> SUPPLIED RECORDS
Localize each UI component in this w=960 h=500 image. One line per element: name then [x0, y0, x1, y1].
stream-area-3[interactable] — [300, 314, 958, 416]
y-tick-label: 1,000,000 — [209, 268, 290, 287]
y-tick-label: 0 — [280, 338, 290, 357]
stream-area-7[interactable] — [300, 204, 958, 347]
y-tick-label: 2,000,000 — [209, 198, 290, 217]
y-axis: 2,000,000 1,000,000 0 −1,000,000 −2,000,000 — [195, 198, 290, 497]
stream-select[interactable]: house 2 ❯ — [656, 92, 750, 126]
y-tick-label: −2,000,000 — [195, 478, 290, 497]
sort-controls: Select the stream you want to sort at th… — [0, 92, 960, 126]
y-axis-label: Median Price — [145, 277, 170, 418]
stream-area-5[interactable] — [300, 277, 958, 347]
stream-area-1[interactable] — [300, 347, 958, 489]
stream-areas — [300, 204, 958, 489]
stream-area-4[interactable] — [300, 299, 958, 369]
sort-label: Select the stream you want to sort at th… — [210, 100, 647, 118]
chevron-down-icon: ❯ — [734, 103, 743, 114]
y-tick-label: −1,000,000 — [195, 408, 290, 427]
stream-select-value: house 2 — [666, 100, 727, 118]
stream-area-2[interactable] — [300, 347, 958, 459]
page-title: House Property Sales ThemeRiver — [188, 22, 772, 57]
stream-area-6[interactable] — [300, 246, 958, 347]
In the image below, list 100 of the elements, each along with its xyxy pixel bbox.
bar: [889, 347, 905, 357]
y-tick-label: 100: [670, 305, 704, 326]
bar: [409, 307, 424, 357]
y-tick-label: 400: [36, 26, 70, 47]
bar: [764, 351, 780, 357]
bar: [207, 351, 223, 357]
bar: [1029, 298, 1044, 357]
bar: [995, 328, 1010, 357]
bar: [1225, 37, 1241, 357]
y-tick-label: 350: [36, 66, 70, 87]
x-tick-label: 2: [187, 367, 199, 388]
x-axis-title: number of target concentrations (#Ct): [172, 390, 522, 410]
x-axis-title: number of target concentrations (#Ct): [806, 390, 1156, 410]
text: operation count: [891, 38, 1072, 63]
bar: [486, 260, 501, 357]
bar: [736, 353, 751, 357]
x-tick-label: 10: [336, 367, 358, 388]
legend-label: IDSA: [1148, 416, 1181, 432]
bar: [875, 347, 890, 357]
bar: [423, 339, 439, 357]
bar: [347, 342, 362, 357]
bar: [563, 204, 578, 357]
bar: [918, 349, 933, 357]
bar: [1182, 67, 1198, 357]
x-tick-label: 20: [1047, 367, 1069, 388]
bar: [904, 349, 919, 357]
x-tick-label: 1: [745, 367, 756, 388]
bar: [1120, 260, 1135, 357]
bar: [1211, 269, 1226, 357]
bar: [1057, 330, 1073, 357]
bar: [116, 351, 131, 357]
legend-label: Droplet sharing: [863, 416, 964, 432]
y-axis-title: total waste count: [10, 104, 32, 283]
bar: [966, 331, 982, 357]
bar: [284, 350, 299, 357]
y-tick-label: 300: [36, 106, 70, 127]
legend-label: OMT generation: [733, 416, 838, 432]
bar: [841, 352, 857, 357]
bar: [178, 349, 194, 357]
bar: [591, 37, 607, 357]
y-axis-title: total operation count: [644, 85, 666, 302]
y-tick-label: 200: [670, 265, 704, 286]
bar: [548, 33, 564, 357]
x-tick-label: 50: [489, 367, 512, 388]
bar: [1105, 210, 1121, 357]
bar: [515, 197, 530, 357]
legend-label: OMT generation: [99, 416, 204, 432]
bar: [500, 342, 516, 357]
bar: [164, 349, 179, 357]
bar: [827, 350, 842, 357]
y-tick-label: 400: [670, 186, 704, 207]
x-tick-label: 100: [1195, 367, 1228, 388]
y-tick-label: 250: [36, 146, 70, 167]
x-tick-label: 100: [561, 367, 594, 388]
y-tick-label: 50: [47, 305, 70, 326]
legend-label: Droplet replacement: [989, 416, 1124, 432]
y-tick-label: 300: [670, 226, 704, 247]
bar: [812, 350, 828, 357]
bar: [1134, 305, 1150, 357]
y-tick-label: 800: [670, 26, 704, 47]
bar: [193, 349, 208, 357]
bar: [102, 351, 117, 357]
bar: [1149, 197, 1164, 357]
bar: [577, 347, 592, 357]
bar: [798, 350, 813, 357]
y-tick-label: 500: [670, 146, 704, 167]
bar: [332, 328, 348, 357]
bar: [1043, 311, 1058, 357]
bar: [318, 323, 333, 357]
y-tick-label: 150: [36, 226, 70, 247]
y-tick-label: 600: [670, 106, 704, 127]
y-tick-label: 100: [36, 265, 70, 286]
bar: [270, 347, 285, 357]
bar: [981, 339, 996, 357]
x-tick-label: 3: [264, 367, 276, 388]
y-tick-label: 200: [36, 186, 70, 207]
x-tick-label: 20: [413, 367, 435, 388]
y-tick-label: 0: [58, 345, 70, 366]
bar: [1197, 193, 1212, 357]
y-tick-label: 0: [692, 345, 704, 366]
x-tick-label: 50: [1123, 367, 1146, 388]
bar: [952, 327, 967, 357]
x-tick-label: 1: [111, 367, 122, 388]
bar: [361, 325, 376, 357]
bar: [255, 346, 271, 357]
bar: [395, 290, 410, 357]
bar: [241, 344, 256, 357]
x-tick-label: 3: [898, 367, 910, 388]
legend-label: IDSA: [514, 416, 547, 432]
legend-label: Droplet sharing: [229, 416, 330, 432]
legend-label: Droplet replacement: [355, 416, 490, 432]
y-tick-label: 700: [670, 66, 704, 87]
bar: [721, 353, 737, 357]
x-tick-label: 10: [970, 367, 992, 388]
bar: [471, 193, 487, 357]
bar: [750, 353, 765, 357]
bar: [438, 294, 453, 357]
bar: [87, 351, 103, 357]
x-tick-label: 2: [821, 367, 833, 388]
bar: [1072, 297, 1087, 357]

---

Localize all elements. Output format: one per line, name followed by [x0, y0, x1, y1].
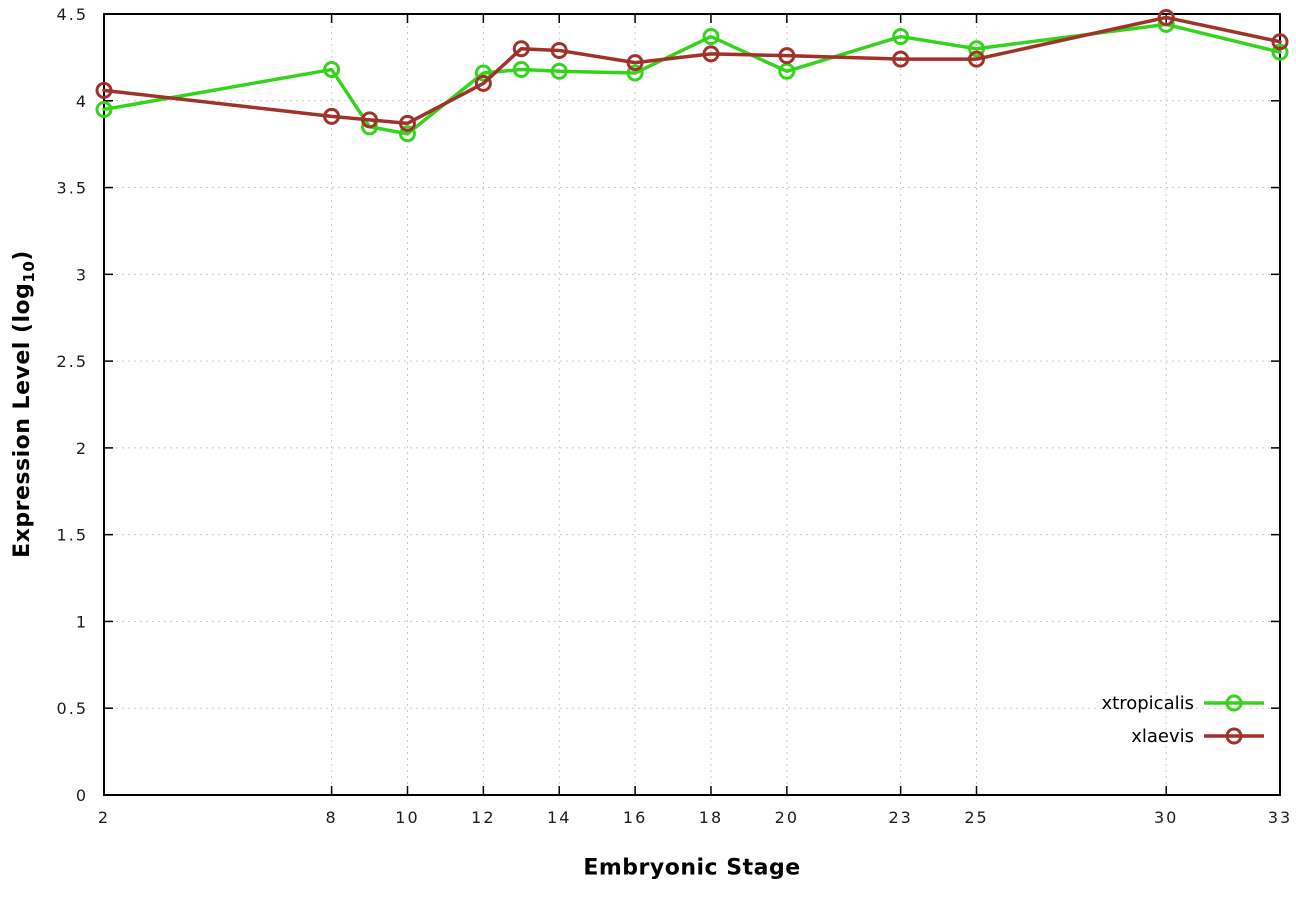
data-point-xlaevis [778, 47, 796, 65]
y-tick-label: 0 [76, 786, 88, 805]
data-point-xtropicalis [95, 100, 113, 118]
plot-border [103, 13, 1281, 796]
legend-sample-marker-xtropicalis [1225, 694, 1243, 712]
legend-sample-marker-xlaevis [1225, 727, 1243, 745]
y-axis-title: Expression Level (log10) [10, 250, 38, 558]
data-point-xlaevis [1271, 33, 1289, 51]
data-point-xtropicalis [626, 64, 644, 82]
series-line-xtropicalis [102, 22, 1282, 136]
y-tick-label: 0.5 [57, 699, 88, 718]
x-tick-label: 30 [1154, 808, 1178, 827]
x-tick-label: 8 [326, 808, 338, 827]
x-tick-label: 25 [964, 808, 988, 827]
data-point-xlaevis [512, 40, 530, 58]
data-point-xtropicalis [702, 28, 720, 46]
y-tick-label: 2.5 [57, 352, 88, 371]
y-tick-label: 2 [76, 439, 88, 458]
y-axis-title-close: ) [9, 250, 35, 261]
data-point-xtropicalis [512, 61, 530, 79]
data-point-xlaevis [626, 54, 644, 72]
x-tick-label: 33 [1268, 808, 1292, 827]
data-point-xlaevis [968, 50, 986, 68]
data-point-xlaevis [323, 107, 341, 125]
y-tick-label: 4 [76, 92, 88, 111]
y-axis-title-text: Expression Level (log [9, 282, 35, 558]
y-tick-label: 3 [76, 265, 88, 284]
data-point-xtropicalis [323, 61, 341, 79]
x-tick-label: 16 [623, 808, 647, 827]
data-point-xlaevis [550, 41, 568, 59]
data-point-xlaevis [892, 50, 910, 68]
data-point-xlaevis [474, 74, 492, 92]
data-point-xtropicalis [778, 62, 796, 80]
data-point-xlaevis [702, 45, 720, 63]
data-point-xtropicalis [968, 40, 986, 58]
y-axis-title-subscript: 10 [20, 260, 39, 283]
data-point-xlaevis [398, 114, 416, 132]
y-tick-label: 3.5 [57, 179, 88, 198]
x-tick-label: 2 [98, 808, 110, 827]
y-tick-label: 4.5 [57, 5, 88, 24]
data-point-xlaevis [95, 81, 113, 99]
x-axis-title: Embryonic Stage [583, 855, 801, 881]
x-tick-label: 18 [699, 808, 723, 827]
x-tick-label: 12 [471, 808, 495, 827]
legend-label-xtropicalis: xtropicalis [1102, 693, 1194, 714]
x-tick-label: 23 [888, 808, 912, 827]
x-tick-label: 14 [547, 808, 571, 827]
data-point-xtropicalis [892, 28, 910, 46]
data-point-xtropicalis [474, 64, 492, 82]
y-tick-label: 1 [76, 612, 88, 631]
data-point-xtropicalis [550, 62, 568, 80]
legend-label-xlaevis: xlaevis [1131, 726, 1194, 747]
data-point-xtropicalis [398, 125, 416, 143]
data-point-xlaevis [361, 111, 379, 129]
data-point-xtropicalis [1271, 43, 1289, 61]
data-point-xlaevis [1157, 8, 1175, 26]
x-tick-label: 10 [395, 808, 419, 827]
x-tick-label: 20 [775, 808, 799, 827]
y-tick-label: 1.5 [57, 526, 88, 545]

--

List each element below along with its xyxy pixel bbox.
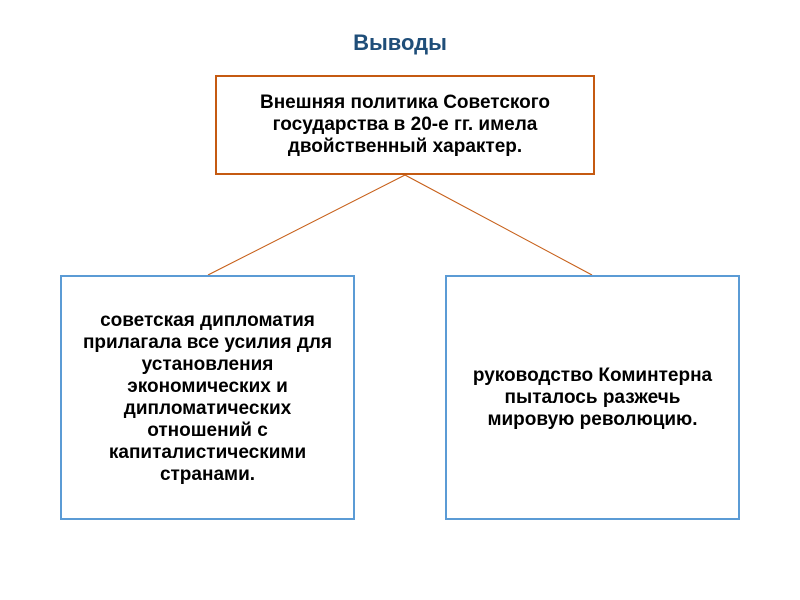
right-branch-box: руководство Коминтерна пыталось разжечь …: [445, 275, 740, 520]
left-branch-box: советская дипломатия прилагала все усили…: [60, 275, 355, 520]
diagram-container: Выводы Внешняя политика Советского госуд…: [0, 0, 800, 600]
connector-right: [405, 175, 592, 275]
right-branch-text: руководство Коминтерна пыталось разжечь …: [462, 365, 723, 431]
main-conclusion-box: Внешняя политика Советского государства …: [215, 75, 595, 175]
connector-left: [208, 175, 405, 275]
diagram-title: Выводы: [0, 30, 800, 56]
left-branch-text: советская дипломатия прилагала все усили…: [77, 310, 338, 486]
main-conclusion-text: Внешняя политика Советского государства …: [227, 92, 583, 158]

> GIVEN EXERCISE
Write out, unchanged, the entries from the line containing "Localize each UI" through the line containing "y-tick-label: 0 — [280, 338, 290, 357]".

> FULL ANSWER
Localize each UI component in this w=960 h=500 image. One line per element: name then [x0, y0, x1, y1].
stream-area-3[interactable] — [300, 314, 958, 416]
y-tick-label: 1,000,000 — [209, 268, 290, 287]
y-tick-label: 0 — [280, 338, 290, 357]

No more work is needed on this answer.